* **PASSAGE PROVIDED**
* BEGIN *
Where I’m Coming From

The greatest wisdom is seeing through appearances. – Atisha, 1000 AD
A funny thing happened on the way to writing this blog. I discovered that I have been getting comments. I had not realized that one has to sift through hundreds of spam comments and approve the real ones. So if you never made it to the comment section, check again. I have responded to all that I found. In any case, I was very pleased to find that I had intelligent, interested readers who also happened to be painters.
Now I don’t feel like I’m talking to myself. Instead, I feel like it is possible to have a conversation. The one comment that got me thinking was more of a brickbat than a pat on the back. It’s from Joy who was commenting on my last blog[1] about how artists might succeed if they, through their work, tell the “right story.” Here’s Joy’s comment:
Geez Jerry – Have you been smoking too much weed? Reading lots of Dan Brown? How do you explain Mondrian?

Joy has a sense of humor. My answer to the first two questions are No and No.[2] Explaining Mondrian in the context of “telling the right story” is an important question and fits in perfectly in terms of what I wish to say to painters, but I fear my response would either be boring or not make sense unless I laid bare the way I think the world works. So let me respond to what I perceive to be Joy’s general reaction and probably the reaction of a good many others. Here is what I hear Joy saying: “Jerry, I think you may be completely off the wall.”
I understand the reaction, but what I would say to all readers and consumers of information is, be careful, especially if a seemingly off the wall point of view is documented (which is the reason for footnotes) and shared by people who have given the subject some serious thought. You could get caught flatfooted. I’m speaking from experience. The following story may help you understand what I mean and “where I’m coming from,” as they say.
* END *
* **PROVIDED DATA**
* BEGIN *
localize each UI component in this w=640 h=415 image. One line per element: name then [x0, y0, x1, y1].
* END *
* BEGIN *
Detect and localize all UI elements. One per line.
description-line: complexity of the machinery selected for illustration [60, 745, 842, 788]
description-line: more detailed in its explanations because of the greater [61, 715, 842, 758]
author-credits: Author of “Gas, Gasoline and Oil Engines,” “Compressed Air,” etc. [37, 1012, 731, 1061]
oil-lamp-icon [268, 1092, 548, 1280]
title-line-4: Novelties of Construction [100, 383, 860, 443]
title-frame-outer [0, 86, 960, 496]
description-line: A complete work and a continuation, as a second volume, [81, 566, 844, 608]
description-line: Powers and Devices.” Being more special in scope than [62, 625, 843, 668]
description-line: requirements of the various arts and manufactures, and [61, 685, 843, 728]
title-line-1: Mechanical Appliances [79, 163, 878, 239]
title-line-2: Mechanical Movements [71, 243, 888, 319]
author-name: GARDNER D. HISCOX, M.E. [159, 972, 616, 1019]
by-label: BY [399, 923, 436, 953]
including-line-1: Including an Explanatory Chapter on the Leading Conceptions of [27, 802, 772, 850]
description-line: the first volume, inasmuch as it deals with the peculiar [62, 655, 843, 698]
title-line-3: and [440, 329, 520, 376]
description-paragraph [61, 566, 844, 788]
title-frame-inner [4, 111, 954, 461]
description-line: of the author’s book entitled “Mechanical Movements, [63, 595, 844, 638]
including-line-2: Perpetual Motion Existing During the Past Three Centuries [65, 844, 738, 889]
* END *
* BEGIN *
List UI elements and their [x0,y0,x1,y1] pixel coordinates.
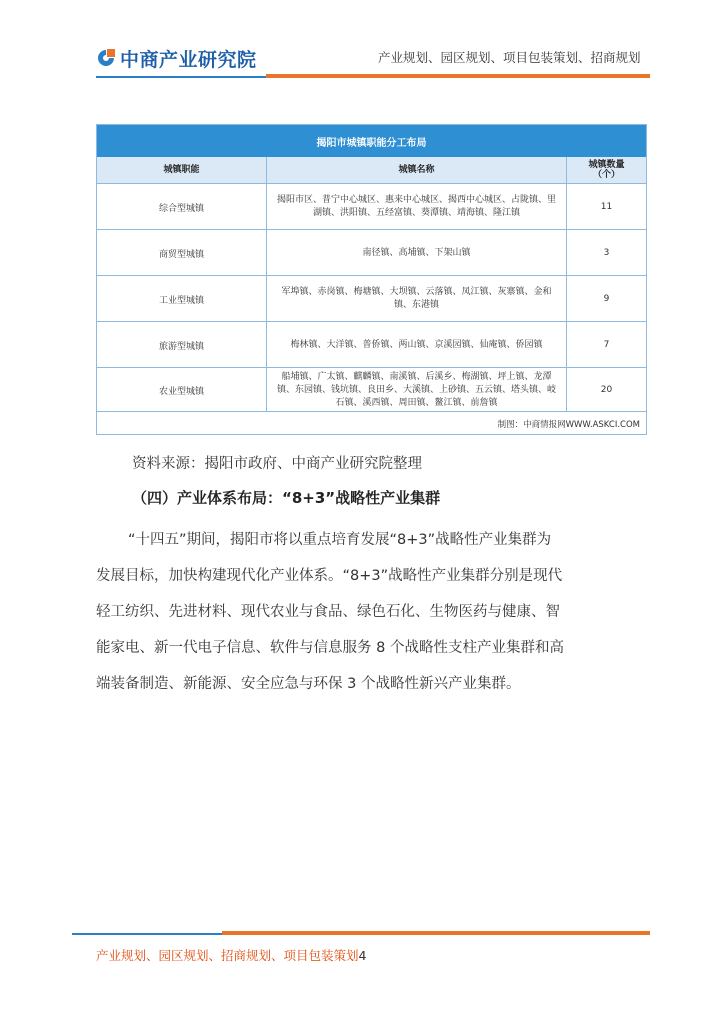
* END *
* **DO THIS**
Reproduce everything in the blog post above from "Now I don’t" down to "you explain Mondrian?", word for word.

* **OUTPUT OF THE TASK**
Now I don’t feel like I’m talking to myself. Instead, I feel like it is possible to have a conversation. The one comment that got me thinking was more of a brickbat than a pat on the back. It’s from Joy who was commenting on my last blog[1] about how artists might succeed if they, through their work, tell the “right story.” Here’s Joy’s comment:
Geez Jerry – Have you been smoking too much weed? Reading lots of Dan Brown? How do you explain Mondrian?